— Exercise —
Exact reproduction is required for all entries.

==== Material provided ====

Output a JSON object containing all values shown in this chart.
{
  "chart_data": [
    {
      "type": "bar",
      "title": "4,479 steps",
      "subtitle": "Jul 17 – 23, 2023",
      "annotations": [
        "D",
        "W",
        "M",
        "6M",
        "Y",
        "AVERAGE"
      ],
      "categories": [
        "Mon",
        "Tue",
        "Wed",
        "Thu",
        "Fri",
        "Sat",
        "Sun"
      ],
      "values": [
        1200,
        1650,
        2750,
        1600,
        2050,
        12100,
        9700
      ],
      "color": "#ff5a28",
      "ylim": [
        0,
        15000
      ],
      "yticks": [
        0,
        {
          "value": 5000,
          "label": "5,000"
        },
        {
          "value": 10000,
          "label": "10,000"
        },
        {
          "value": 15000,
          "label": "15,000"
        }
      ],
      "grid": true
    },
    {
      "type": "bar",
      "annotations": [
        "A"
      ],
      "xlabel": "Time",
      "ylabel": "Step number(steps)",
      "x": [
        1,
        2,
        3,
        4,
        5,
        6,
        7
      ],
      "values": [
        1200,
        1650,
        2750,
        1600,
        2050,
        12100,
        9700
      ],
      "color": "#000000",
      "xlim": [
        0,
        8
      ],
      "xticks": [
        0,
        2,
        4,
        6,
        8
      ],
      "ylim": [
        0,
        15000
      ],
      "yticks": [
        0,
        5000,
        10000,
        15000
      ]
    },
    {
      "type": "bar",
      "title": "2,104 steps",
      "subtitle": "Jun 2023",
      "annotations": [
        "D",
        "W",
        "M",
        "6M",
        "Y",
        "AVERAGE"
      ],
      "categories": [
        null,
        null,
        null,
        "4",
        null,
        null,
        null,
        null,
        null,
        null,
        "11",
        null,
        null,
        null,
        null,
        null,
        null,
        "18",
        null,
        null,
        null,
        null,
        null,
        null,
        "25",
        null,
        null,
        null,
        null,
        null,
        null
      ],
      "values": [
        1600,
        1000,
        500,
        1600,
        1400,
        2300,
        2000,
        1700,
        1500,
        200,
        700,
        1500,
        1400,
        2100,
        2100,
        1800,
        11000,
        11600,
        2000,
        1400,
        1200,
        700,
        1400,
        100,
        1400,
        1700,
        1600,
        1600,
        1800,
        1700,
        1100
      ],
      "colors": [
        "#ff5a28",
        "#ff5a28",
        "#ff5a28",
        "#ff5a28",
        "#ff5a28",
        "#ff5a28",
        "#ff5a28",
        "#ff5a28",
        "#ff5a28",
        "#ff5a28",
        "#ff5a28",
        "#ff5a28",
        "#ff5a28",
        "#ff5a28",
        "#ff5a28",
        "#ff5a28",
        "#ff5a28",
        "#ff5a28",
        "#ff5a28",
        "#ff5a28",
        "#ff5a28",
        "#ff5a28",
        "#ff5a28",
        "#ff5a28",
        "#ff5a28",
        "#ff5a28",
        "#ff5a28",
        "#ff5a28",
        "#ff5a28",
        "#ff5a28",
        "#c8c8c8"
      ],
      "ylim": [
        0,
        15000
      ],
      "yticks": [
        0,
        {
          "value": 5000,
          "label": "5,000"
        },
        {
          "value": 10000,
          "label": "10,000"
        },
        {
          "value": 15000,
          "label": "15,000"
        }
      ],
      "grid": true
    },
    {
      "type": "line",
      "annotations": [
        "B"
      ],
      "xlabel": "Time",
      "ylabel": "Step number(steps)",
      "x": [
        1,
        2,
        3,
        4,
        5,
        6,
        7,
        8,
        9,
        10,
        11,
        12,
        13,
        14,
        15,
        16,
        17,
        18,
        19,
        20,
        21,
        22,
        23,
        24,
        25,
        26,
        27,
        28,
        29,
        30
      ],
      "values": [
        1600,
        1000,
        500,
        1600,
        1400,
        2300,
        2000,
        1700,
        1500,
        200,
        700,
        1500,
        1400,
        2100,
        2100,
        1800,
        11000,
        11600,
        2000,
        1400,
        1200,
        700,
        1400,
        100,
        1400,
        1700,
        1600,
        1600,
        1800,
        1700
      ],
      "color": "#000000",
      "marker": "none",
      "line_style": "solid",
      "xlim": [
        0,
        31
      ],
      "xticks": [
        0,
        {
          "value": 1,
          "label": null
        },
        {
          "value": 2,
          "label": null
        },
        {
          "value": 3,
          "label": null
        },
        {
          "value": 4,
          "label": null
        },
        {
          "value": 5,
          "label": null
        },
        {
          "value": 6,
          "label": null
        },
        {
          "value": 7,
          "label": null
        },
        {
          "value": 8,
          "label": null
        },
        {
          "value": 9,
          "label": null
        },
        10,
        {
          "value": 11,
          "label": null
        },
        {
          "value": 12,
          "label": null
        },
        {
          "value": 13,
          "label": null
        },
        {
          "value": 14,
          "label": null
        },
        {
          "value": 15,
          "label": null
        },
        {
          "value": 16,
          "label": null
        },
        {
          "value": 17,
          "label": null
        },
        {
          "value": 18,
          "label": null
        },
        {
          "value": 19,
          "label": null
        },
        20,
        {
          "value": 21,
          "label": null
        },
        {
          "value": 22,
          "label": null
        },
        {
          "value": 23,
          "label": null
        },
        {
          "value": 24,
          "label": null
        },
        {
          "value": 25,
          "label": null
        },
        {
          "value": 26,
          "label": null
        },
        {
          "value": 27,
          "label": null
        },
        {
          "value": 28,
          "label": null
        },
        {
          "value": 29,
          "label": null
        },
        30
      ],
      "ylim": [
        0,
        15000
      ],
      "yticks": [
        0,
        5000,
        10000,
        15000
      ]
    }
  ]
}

====

— Finished answer —
Output a JSON object containing all values shown in this chart.
{
  "chart_data": [
    {
      "type": "bar",
      "title": "4,479 steps",
      "subtitle": "Jul 17 – 23, 2023",
      "annotations": [
        "D",
        "W",
        "M",
        "6M",
        "Y",
        "AVERAGE"
      ],
      "categories": [
        "Mon",
        "Tue",
        "Wed",
        "Thu",
        "Fri",
        "Sat",
        "Sun"
      ],
      "values": [
        1200,
        1650,
        2750,
        1600,
        2050,
        12100,
        9700
      ],
      "color": "#ff5a28",
      "ylim": [
        0,
        15000
      ],
      "yticks": [
        0,
        {
          "value": 5000,
          "label": "5,000"
        },
        {
          "value": 10000,
          "label": "10,000"
        },
        {
          "value": 15000,
          "label": "15,000"
        }
      ],
      "grid": true
    },
    {
      "type": "bar",
      "annotations": [
        "A"
      ],
      "xlabel": "Time",
      "ylabel": "Step number(steps)",
      "x": [
        1,
        2,
        3,
        4,
        5,
        6,
        7
      ],
      "values": [
        1200,
        1650,
        2750,
        1600,
        2050,
        12100,
        9700
      ],
      "color": "#000000",
      "xlim": [
        0,
        8
      ],
      "xticks": [
        0,
        2,
        4,
        6,
        8
      ],
      "ylim": [
        0,
        15000
      ],
      "yticks": [
        0,
        5000,
        10000,
        15000
      ]
    },
    {
      "type": "bar",
      "title": "2,104 steps",
      "subtitle": "Jun 2023",
      "annotations": [
        "D",
        "W",
        "M",
        "6M",
        "Y",
        "AVERAGE"
      ],
      "categories": [
        null,
        null,
        null,
        "4",
        null,
        null,
        null,
        null,
        null,
        null,
        "11",
        null,
        null,
        null,
        null,
        null,
        null,
        "18",
        null,
        null,
        null,
        null,
        null,
        null,
        "25",
        null,
        null,
        null,
        null,
        null,
        null
      ],
      "values": [
        1600,
        1000,
        500,
        1600,
        1400,
        2300,
        2000,
        1700,
        1500,
        200,
        700,
        1500,
        1400,
        2100,
        2100,
        1800,
        11000,
        11600,
        2000,
        1400,
        1200,
        700,
        1400,
        100,
        1400,
        1700,
        1600,
        1600,
        1800,
        1700,
        1100
      ],
      "colors": [
        "#ff5a28",
        "#ff5a28",
        "#ff5a28",
        "#ff5a28",
        "#ff5a28",
        "#ff5a28",
        "#ff5a28",
        "#ff5a28",
        "#ff5a28",
        "#ff5a28",
        "#ff5a28",
        "#ff5a28",
        "#ff5a28",
        "#ff5a28",
        "#ff5a28",
        "#ff5a28",
        "#ff5a28",
        "#ff5a28",
        "#ff5a28",
        "#ff5a28",
        "#ff5a28",
        "#ff5a28",
        "#ff5a28",
        "#ff5a28",
        "#ff5a28",
        "#ff5a28",
        "#ff5a28",
        "#ff5a28",
        "#ff5a28",
        "#ff5a28",
        "#c8c8c8"
      ],
      "ylim": [
        0,
        15000
      ],
      "yticks": [
        0,
        {
          "value": 5000,
          "label": "5,000"
        },
        {
          "value": 10000,
          "label": "10,000"
        },
        {
          "value": 15000,
          "label": "15,000"
        }
      ],
      "grid": true
    },
    {
      "type": "line",
      "annotations": [
        "B"
      ],
      "xlabel": "Time",
      "ylabel": "Step number(steps)",
      "x": [
        1,
        2,
        3,
        4,
        5,
        6,
        7,
        8,
        9,
        10,
        11,
        12,
        13,
        14,
        15,
        16,
        17,
        18,
        19,
        20,
        21,
        22,
        23,
        24,
        25,
        26,
        27,
        28,
        29,
        30
      ],
      "values": [
        1600,
        1000,
        500,
        1600,
        1400,
        2300,
        2000,
        1700,
        1500,
        200,
        700,
        1500,
        1400,
        2100,
        2100,
        1800,
        11000,
        11600,
        2000,
        1400,
        1200,
        700,
        1400,
        100,
        1400,
        1700,
        1600,
        1600,
        1800,
        1700
      ],
      "color": "#000000",
      "marker": "none",
      "line_style": "solid",
      "xlim": [
        0,
        31
      ],
      "xticks": [
        0,
        {
          "value": 1,
          "label": null
        },
        {
          "value": 2,
          "label": null
        },
        {
          "value": 3,
          "label": null
        },
        {
          "value": 4,
          "label": null
        },
        {
          "value": 5,
          "label": null
        },
        {
          "value": 6,
          "label": null
        },
        {
          "value": 7,
          "label": null
        },
        {
          "value": 8,
          "label": null
        },
        {
          "value": 9,
          "label": null
        },
        10,
        {
          "value": 11,
          "label": null
        },
        {
          "value": 12,
          "label": null
        },
        {
          "value": 13,
          "label": null
        },
        {
          "value": 14,
          "label": null
        },
        {
          "value": 15,
          "label": null
        },
        {
          "value": 16,
          "label": null
        },
        {
          "value": 17,
          "label": null
        },
        {
          "value": 18,
          "label": null
        },
        {
          "value": 19,
          "label": null
        },
        20,
        {
          "value": 21,
          "label": null
        },
        {
          "value": 22,
          "label": null
        },
        {
          "value": 23,
          "label": null
        },
        {
          "value": 24,
          "label": null
        },
        {
          "value": 25,
          "label": null
        },
        {
          "value": 26,
          "label": null
        },
        {
          "value": 27,
          "label": null
        },
        {
          "value": 28,
          "label": null
        },
        {
          "value": 29,
          "label": null
        },
        30
      ],
      "ylim": [
        0,
        15000
      ],
      "yticks": [
        0,
        5000,
        10000,
        15000
      ]
    }
  ]
}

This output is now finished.